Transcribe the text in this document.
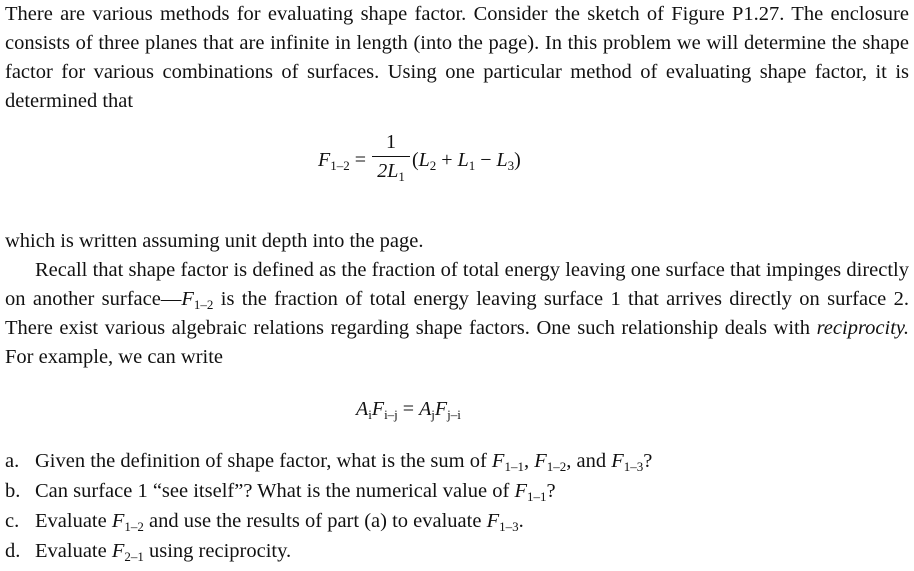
There are various methods for evaluating shape factor. Consider the sketch of Figure P1.27. The enclosure consists of three planes that are infinite in length (into the page). In this problem we will determine the shape factor for various combinations of surfaces. Using one particular method of evaluating shape factor, it is determined that

$F_{1-2}$ =
1
$2L_1$
$(L_2 + L_1 - L_3)$

which is written assuming unit depth into the page.

Recall that shape factor is defined as the fraction of total energy leaving one surface that impinges directly on another $surface—F_{1-2}$ is the fraction of total energy leaving surface 1 that arrives directly on surface 2. There exist various algebraic relations regarding shape factors. One such relationship deals with reciprocity. For example, we can write

$A_iF_{i-j} = A_jF_{j-i}$
a. Given the definition of shape factor, what is the sum of $F_{1-1}$, $F_{1-2}$, and $F_{1-3}$?
b. Can surface 1 “see itself”? What is the numerical value of $F_{1-1}$?
c. Evaluate $F_{1-2}$ and use the results of part (a) to evaluate $F_{1-3}$.
d. Evaluate $F_{2-1}$ using reciprocity.
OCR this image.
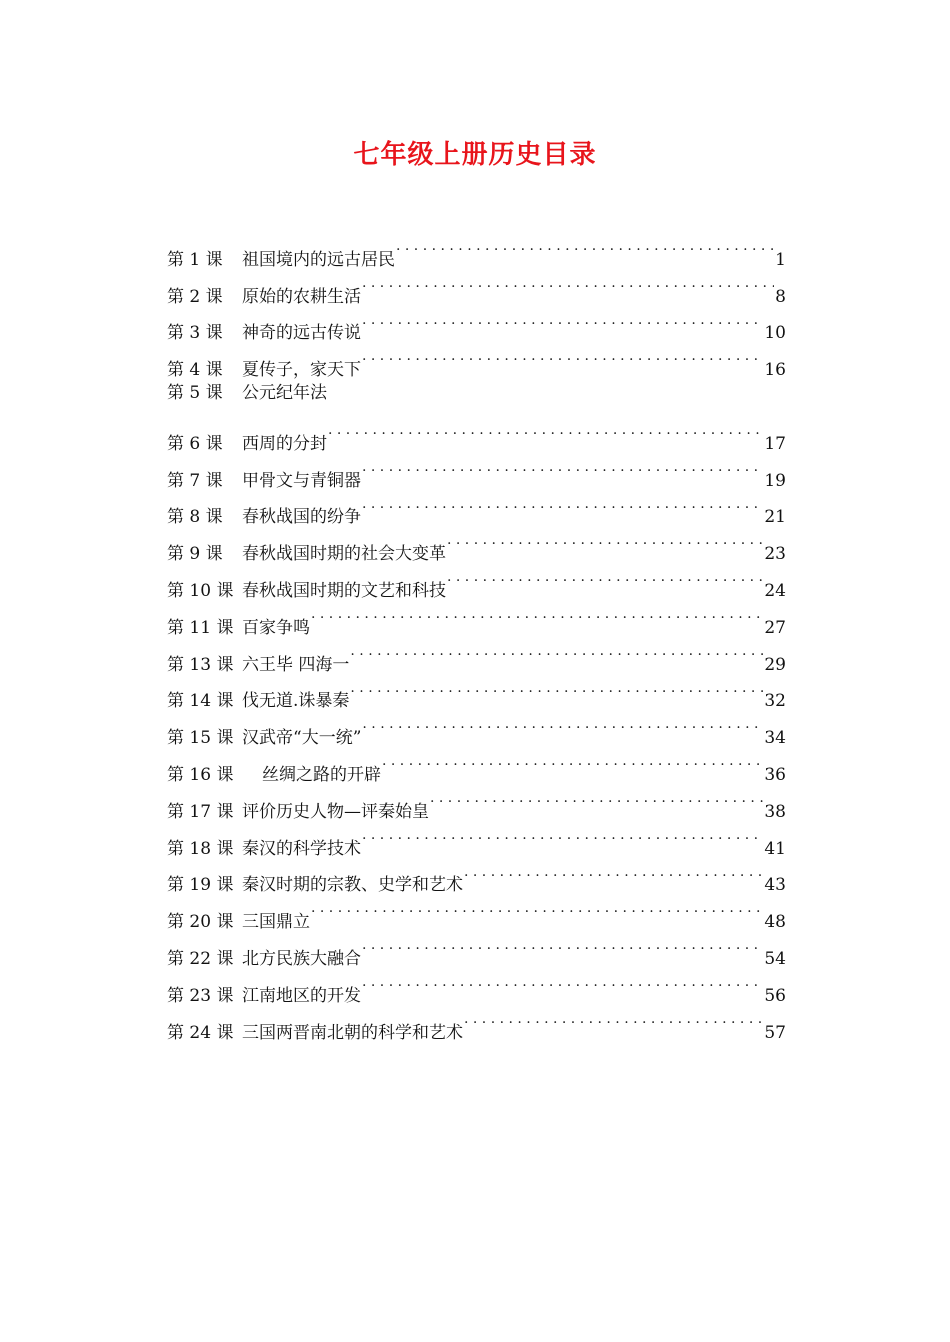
七年级上册历史目录
第 1 课	祖国境内的远古居民 . . .	1
第 2 课	原始的农耕生活 . . .	8
第 3 课	神奇的远古传说 . . .	10
第 4 课	夏传子，家天下 . . .	16
第 5 课	公元纪年法
第 6 课	西周的分封 . . .	17
第 7 课	甲骨文与青铜器 . . .	19
第 8 课	春秋战国的纷争 . . .	21
第 9 课	春秋战国时期的社会大变革 . . .	23
第 10 课 春秋战国时期的文艺和科技 . . .	24
第 11 课 百家争鸣 . . .	27
第 13 课 六王毕 四海一 . . .	29
第 14 课 伐无道.诛暴秦 . . .	32
第 15 课 汉武帝“大一统” . . .	34
第 16 课	丝绸之路的开辟 . . .	36
第 17 课 评价历史人物—评秦始皇 . . .	38
第 18 课 秦汉的科学技术 . . .	41
第 19 课 秦汉时期的宗教、史学和艺术 . . .	43
第 20 课 三国鼎立 . . .	48
第 22 课 北方民族大融合 . . .	54
第 23 课 江南地区的开发 . . .	56
第 24 课 三国两晋南北朝的科学和艺术 . . .	57
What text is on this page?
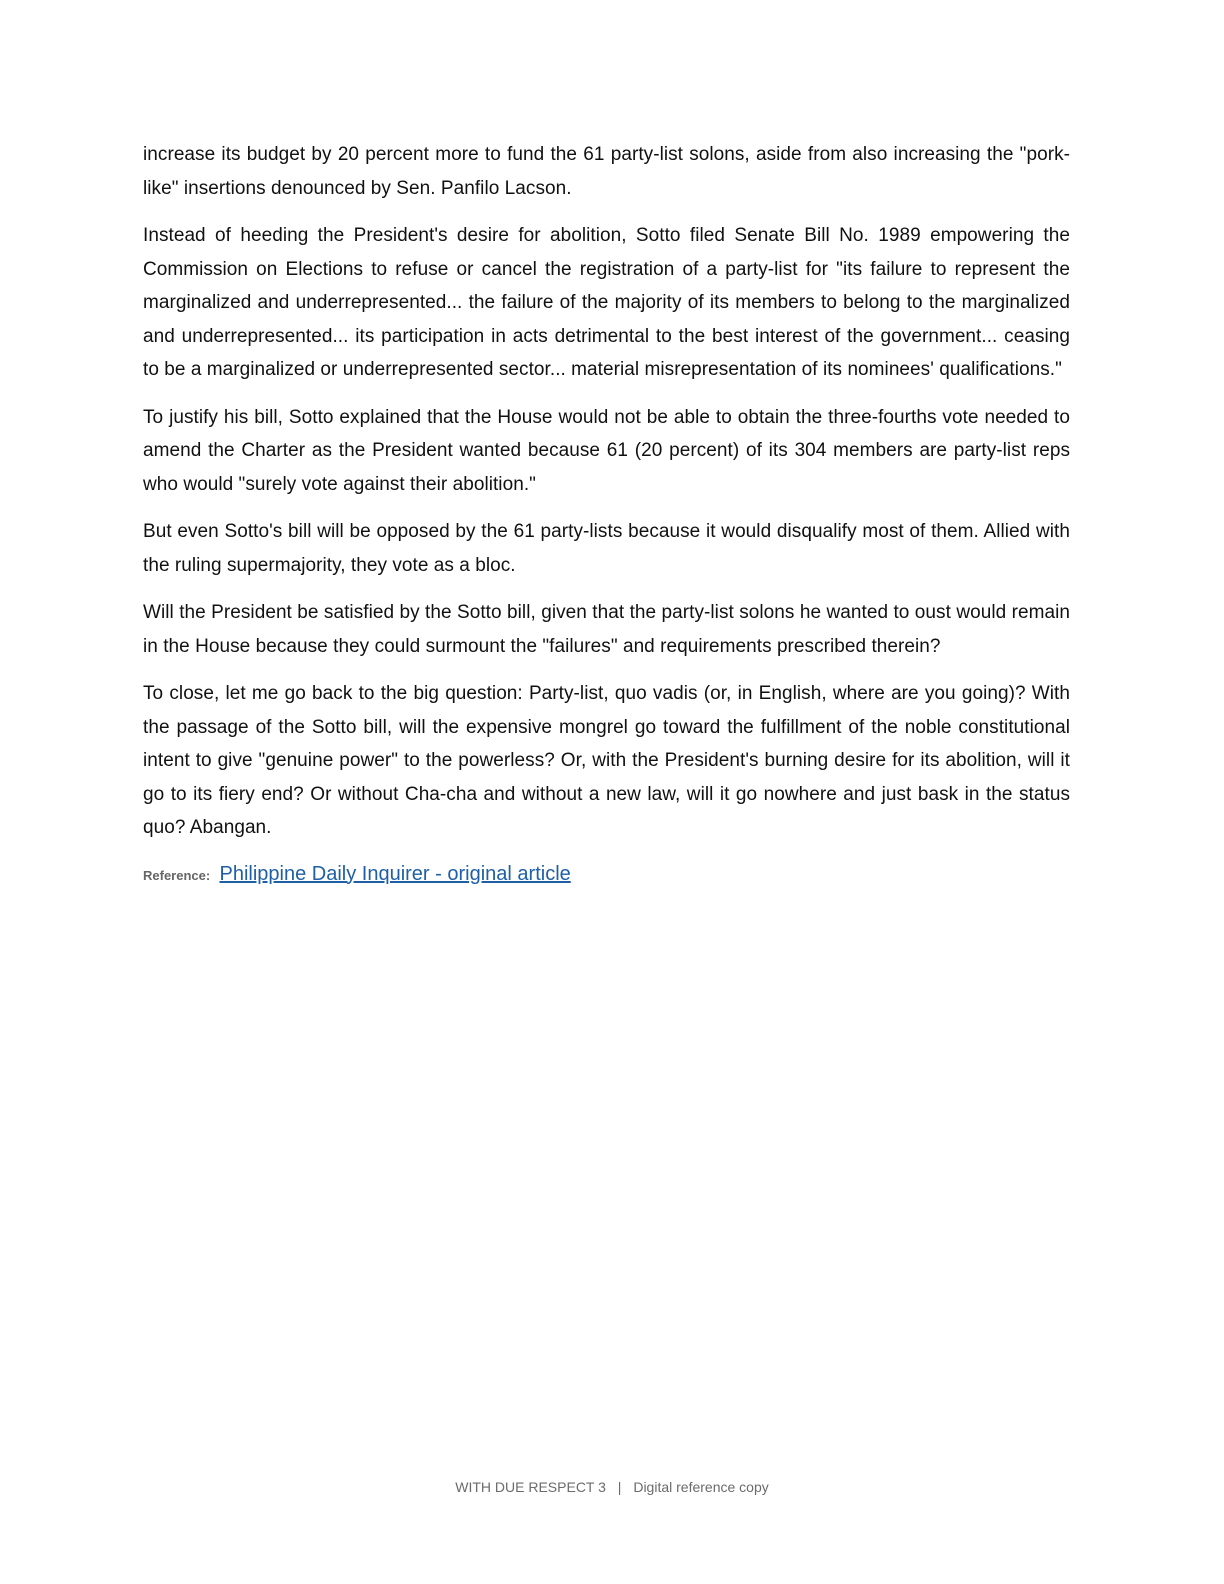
increase its budget by 20 percent more to fund the 61 party-list solons, aside from also increasing the "pork-like" insertions denounced by Sen. Panfilo Lacson.

Instead of heeding the President's desire for abolition, Sotto filed Senate Bill No. 1989 empowering the Commission on Elections to refuse or cancel the registration of a party-list for "its failure to represent the marginalized and underrepresented... the failure of the majority of its members to belong to the marginalized and underrepresented... its participation in acts detrimental to the best interest of the government... ceasing to be a marginalized or underrepresented sector... material misrepresentation of its nominees' qualifications."

To justify his bill, Sotto explained that the House would not be able to obtain the three-fourths vote needed to amend the Charter as the President wanted because 61 (20 percent) of its 304 members are party-list reps who would "surely vote against their abolition."

But even Sotto's bill will be opposed by the 61 party-lists because it would disqualify most of them. Allied with the ruling supermajority, they vote as a bloc.

Will the President be satisfied by the Sotto bill, given that the party-list solons he wanted to oust would remain in the House because they could surmount the "failures" and requirements prescribed therein?

To close, let me go back to the big question: Party-list, quo vadis (or, in English, where are you going)? With the passage of the Sotto bill, will the expensive mongrel go toward the fulfillment of the noble constitutional intent to give "genuine power" to the powerless? Or, with the President's burning desire for its abolition, will it go to its fiery end? Or without Cha-cha and without a new law, will it go nowhere and just bask in the status quo? Abangan.

Reference: Philippine Daily Inquirer - original article
WITH DUE RESPECT 3 | Digital reference copy
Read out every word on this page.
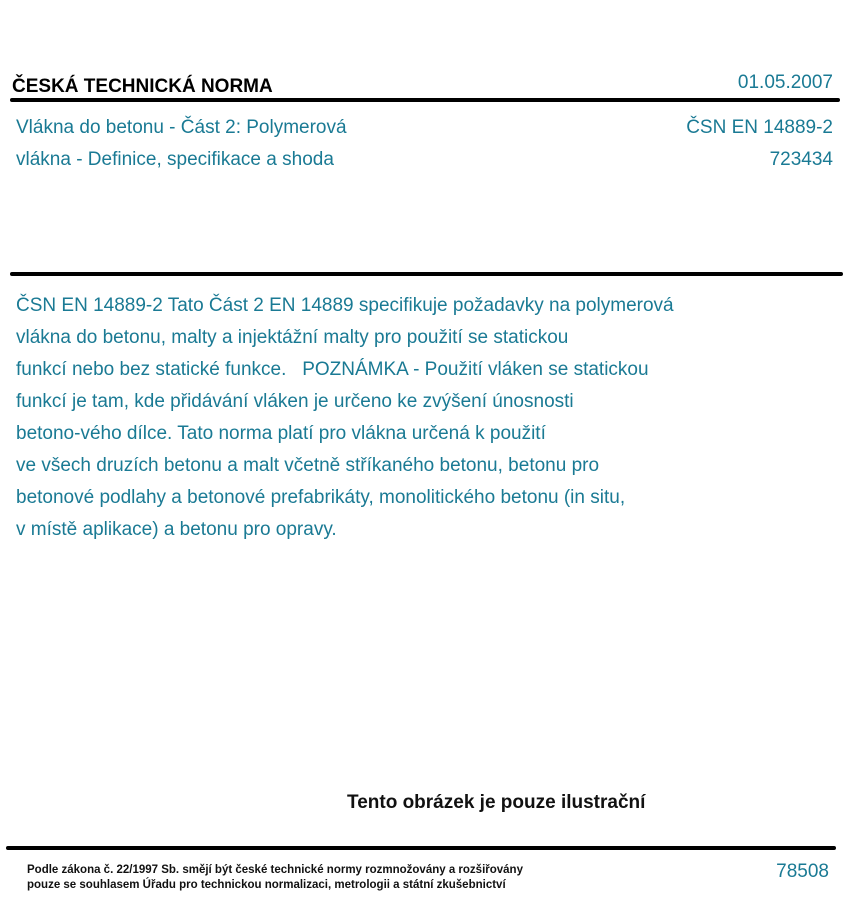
ČESKÁ TECHNICKÁ NORMA	01.05.2007
Vlákna do betonu - Část 2: Polymerová
vlákna - Definice, specifikace a shoda
ČSN EN 14889-2
723434
ČSN EN 14889-2 Tato Část 2 EN 14889 specifikuje požadavky na polymerová
vlákna do betonu, malty a injektážní malty pro použití se statickou
funkcí nebo bez statické funkce.   POZNÁMKA - Použití vláken se statickou
funkcí je tam, kde přidávání vláken je určeno ke zvýšení únosnosti
betono-vého dílce. Tato norma platí pro vlákna určená k použití
ve všech druzích betonu a malt včetně stříkaného betonu, betonu pro
betonové podlahy a betonové prefabrikáty, monolitického betonu (in situ,
v místě aplikace) a betonu pro opravy.
Tento obrázek je pouze ilustrační
Podle zákona č. 22/1997 Sb. smějí být české technické normy rozmnožovány a rozšiřovány
pouze se souhlasem Úřadu pro technickou normalizaci, metrologii a státní zkušebnictví
78508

+++

Working from the entries above, return all lines that contain "House".

WRITTEN ANSWER
To justify his bill, Sotto explained that the House would not be able to obtain the three-fourths vote needed to amend the Charter as the President wanted because 61 (20 percent) of its 304 members are party-list reps who would "surely vote against their abolition."
Will the President be satisfied by the Sotto bill, given that the party-list solons he wanted to oust would remain in the House because they could surmount the "failures" and requirements prescribed therein?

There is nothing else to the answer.